_Exercise description:_ Provide only the number of lines in the data below that contain the string "February".

_Extracted data entries:_
----

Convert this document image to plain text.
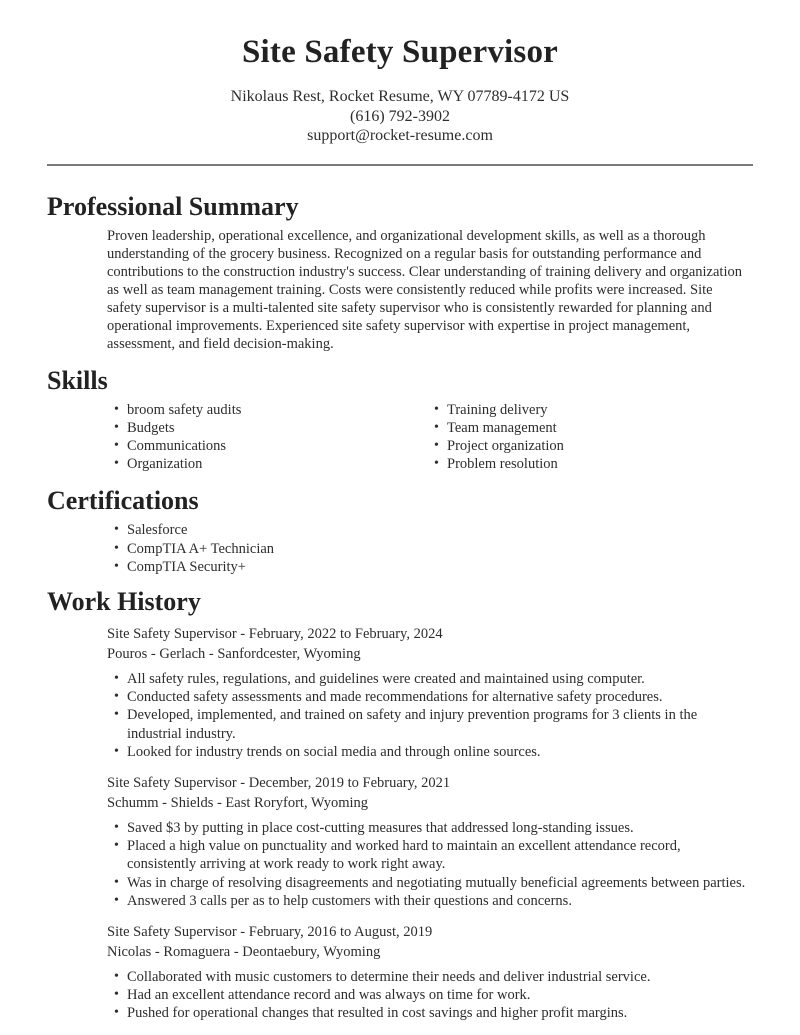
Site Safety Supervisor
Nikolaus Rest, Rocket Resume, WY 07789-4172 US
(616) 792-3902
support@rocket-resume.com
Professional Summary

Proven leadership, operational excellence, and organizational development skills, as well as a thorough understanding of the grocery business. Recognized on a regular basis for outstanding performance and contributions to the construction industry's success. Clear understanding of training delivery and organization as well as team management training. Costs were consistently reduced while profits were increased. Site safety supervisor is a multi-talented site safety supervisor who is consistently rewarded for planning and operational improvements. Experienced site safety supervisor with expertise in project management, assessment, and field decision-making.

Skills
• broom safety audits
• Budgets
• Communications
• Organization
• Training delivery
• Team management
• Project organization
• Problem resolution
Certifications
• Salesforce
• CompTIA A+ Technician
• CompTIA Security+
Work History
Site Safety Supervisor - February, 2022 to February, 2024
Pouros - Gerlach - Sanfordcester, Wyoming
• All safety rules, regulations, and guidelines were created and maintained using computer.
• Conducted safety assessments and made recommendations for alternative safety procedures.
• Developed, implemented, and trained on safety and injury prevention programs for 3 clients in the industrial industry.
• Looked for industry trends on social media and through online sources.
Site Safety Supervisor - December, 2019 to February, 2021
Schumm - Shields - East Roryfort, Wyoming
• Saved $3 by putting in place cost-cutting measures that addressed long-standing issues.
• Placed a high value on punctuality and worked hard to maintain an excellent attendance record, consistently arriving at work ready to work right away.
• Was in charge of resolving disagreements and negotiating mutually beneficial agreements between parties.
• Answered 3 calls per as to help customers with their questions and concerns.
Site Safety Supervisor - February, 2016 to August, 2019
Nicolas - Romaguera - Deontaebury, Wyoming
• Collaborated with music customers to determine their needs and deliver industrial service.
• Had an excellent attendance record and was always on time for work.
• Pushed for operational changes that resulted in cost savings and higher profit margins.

----

_Reply to the exercise:_ 3